> **TESTO DI RIFERIMENTO**:
L'ultima modifica è del 04 ottobre 2011 alle ore 07:40.
Ma il modo è nebuloso, dopo che i nomi dei due candidati sono stati messi in piazza quasi fossero concorrenti di uno show televisivo da premiare o punire con il televoto. Tutto appare piuttosto vago, legato a opache trattative politiche all'interno della maggioranza.
I protagonisti del duello restano Berlusconi e Tremonti, ma la Lega svolge il consueto ruolo d'interdizione: perciò risolvere il rebus richiede che in qualche misura si passi da Bossi, il quale può accentuare o sospendere il suo appoggio al candidato di Tremonti a seconda dell'aria che tira nel centrodestra. Al tempo stesso Berlusconi sa che la nomina di Saccomanni, l'uomo della continuità, sarebbe letta come una vittoria sua (e di Draghi) contro il ministro dell'Economia; mentre la scelta di Grilli apparirebbe a tutti un grande successo di Tremonti ai danni del premier e delle sue residue capacità di "leadership".
Comunque la si voglia giudicare la storia è malinconica, oltre che ingarbugliata. Testimonia della scarsa vitalità di una stagione politica in fase di esaurimento. E non sorprende che il presidente della Repubblica sia, a quanto è dato sapere, piuttosto preoccupato per lo stato generale delle cose. Del resto, la politica sembra vivere alla giornata e non solo per la questione della Banca d'Italia. L'idea di arrivare al 2013, termine naturale della legislatura, resta la bandiera di Berlusconi, ma può prendere corpo solo se la paralisi del quadro politico si prolunga nel tempo senza incrinature; se l'alleanza tra il premier e il capo della Lega continua a rivelarsi inossidabile; se nella maggioranza non si producono cedimenti. In tal caso avremmo una sorta di stabilità senza contenuti, un piccolo cabotaggio privo di ambizioni. A parte la legge sulle intercettazioni e altre iniziative difensive dello stesso calibro.
Altro che "legislatura costituente", come ha sostenuto Calderoli un po' a sorpresa. Altro che il programma di riforme rilanciato ieri dallo stesso Berlusconi, con il tono di chi annuncia l'inizio della campagna elettorale piuttosto che un progetto da offrire al Parlamento. Quello a cui il premier sembra credere poco è una riforma della legge elettorale fatta per aggirare il referendum: troppe difficoltà, troppe ambiguità, tanti rischi anche nel centrodestra. E poi c'è lo spirito, o se si vuole la retorica del bipolarismo da preservare. Di fatto quel milione e duecentomila firme raccolte per il referendum sono ormai protagoniste della vita politica, in attesa che si pronuncino la Corte di Cassazione, prima, e soprattutto la Consulta, poi. Ma già si capisce che ritoccare il cosiddetto "porcellum" per evitare la consultazione è alquanto velleitario, almeno oggi. Dare l'impressione di voler scavalcare con un sotterfugio la volontà popolare è autolesionistico.

> **MATERIALE FORNITO**:
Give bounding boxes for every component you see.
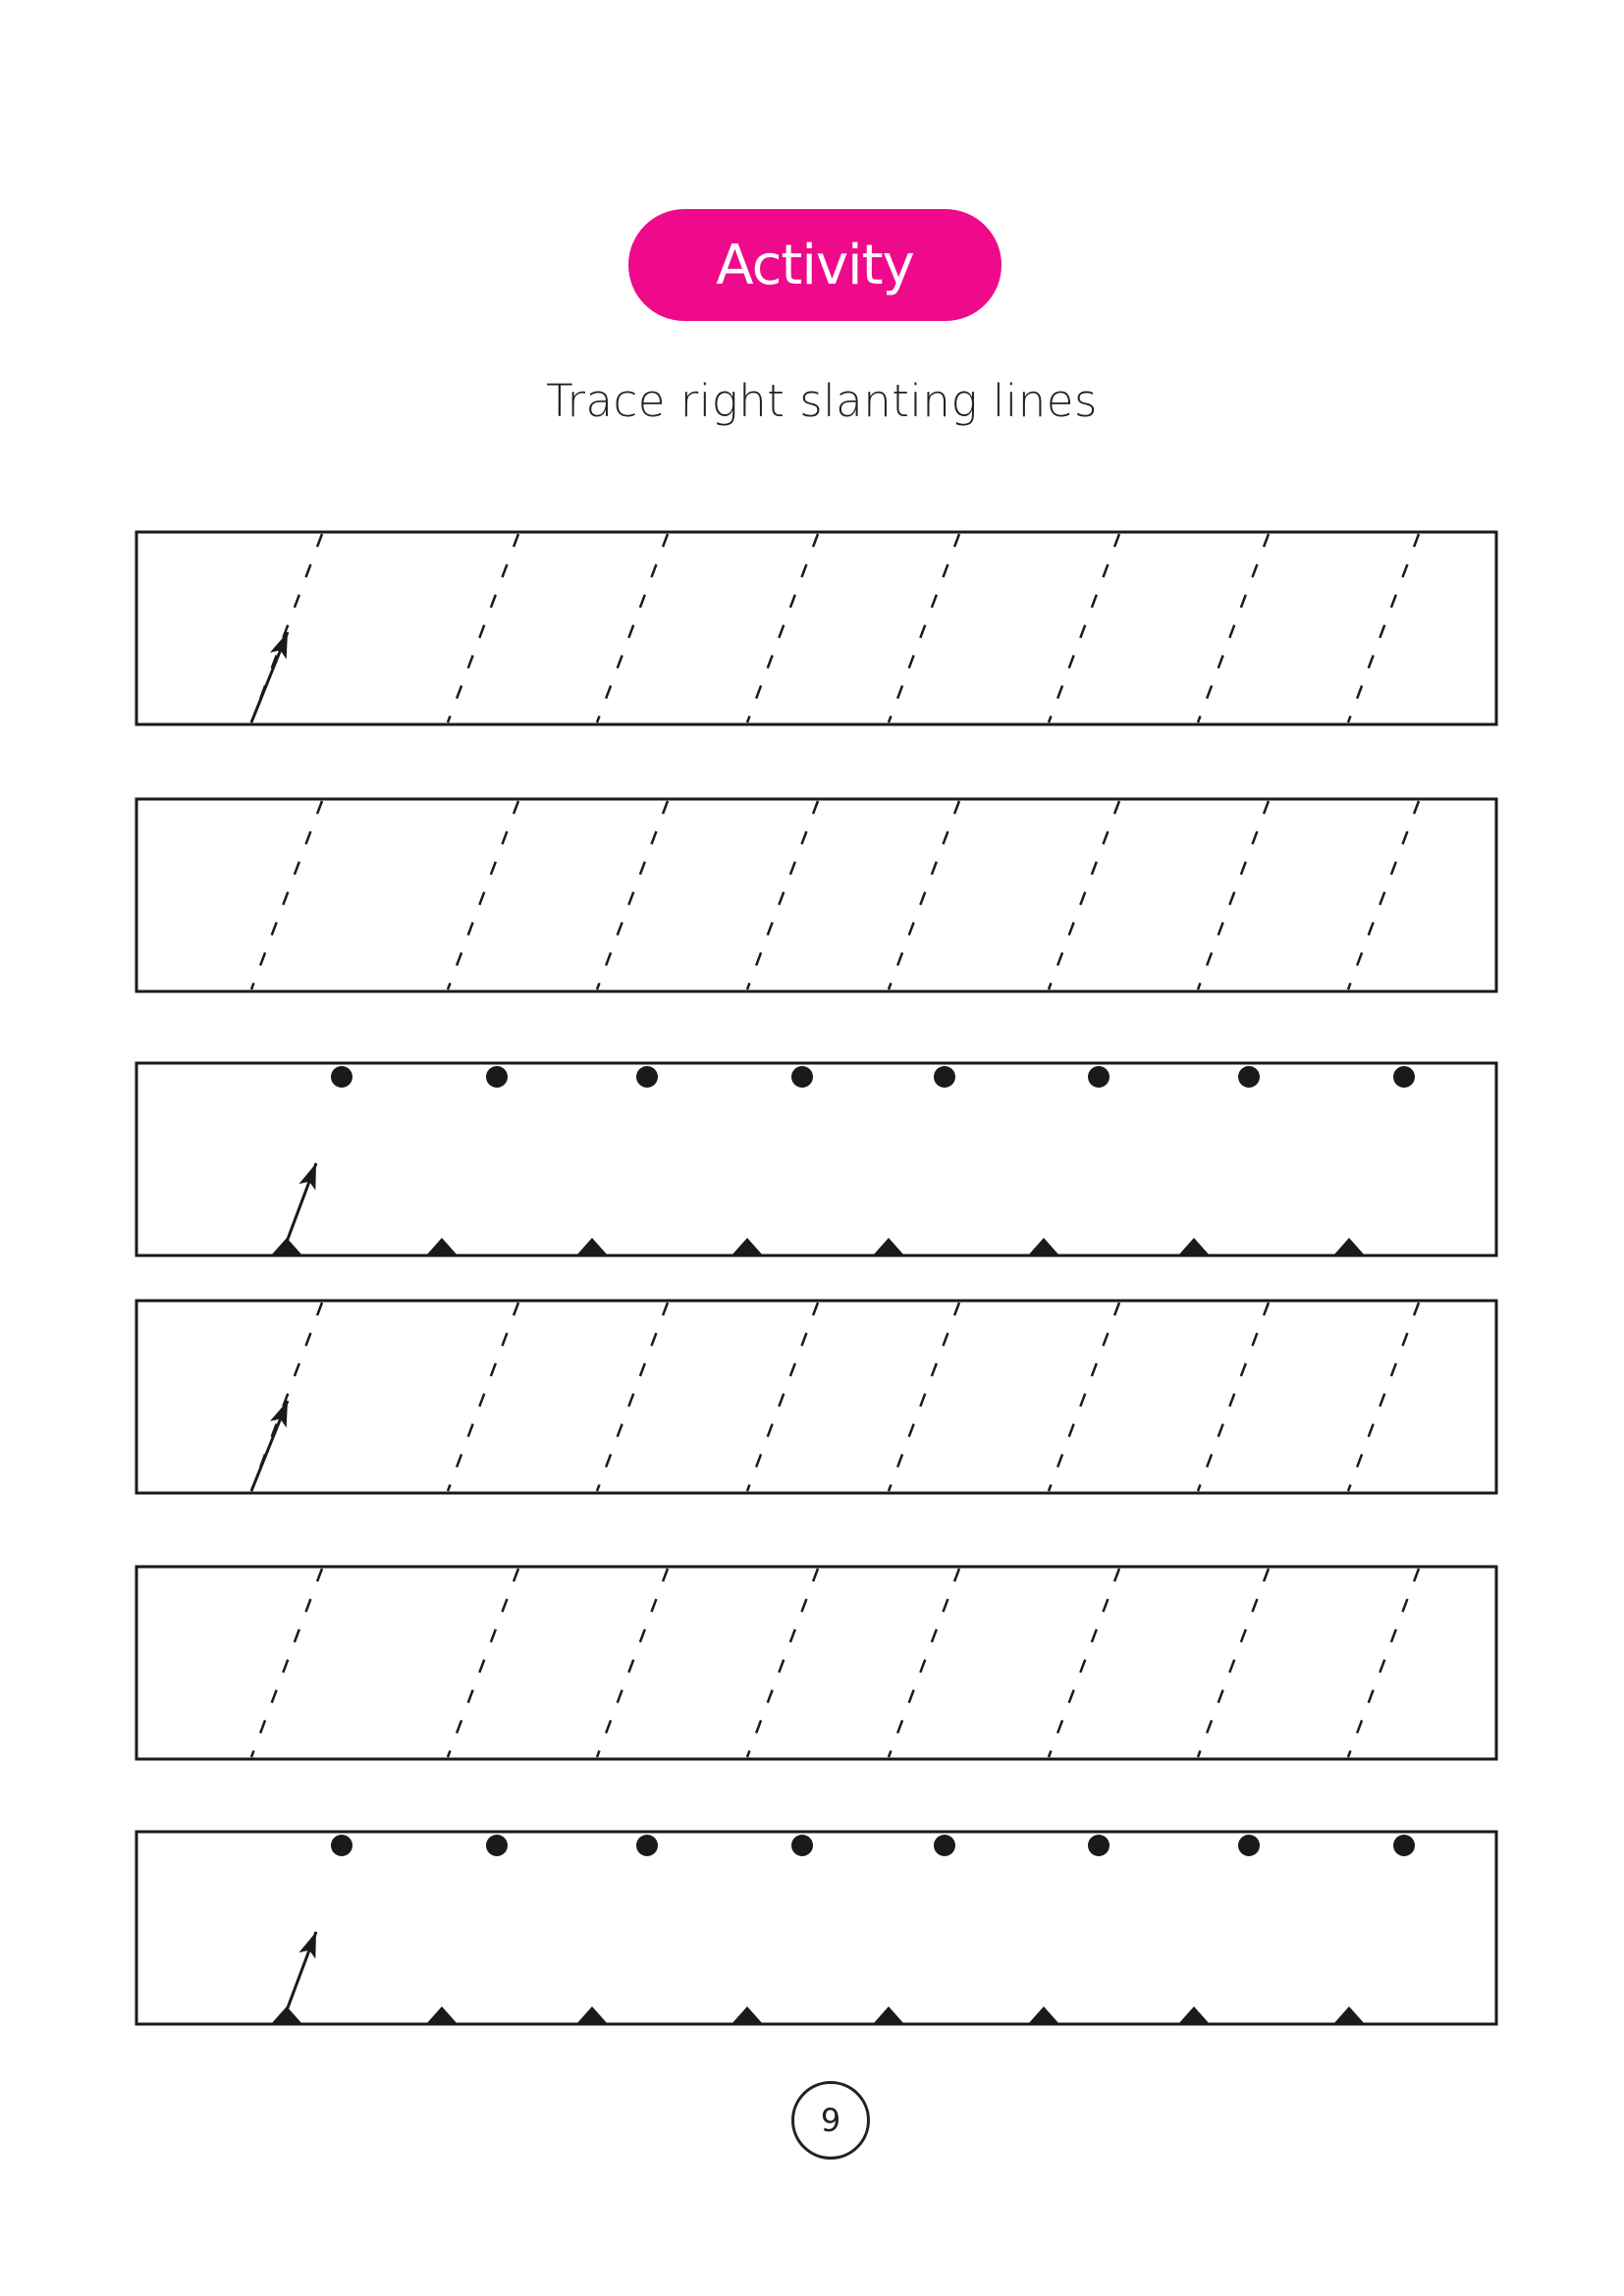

> **ESERCIZI PROPOSTI**:
[A] Riassumi il testo in due frasi.
[B] Ricopia dal testo il brano che va da "Ma il modo è" fino a "all'interno della maggioranza.".
Per rispondere ci si basa unicamente sul testo.

> **SOLUZIONI COMPLETE**:
[A] La nomina contesa tra Saccomanni e Grilli appare vaga e legata a opache trattative nella maggioranza, con Berlusconi e Tremonti protagonisti del duello e la Lega di Bossi nel consueto ruolo d'interdizione. Per il testo la vicenda testimonia una stagione politica in esaurimento che vive alla giornata, mentre ritoccare il "porcellum" per evitare il referendum sarebbe velleitario e autolesionistico.

[B]
Ma il modo è nebuloso, dopo che i nomi dei due candidati sono stati messi in piazza quasi fossero concorrenti di uno show televisivo da premiare o punire con il televoto. Tutto appare piuttosto vago, legato a opache trattative politiche all'interno della maggioranza.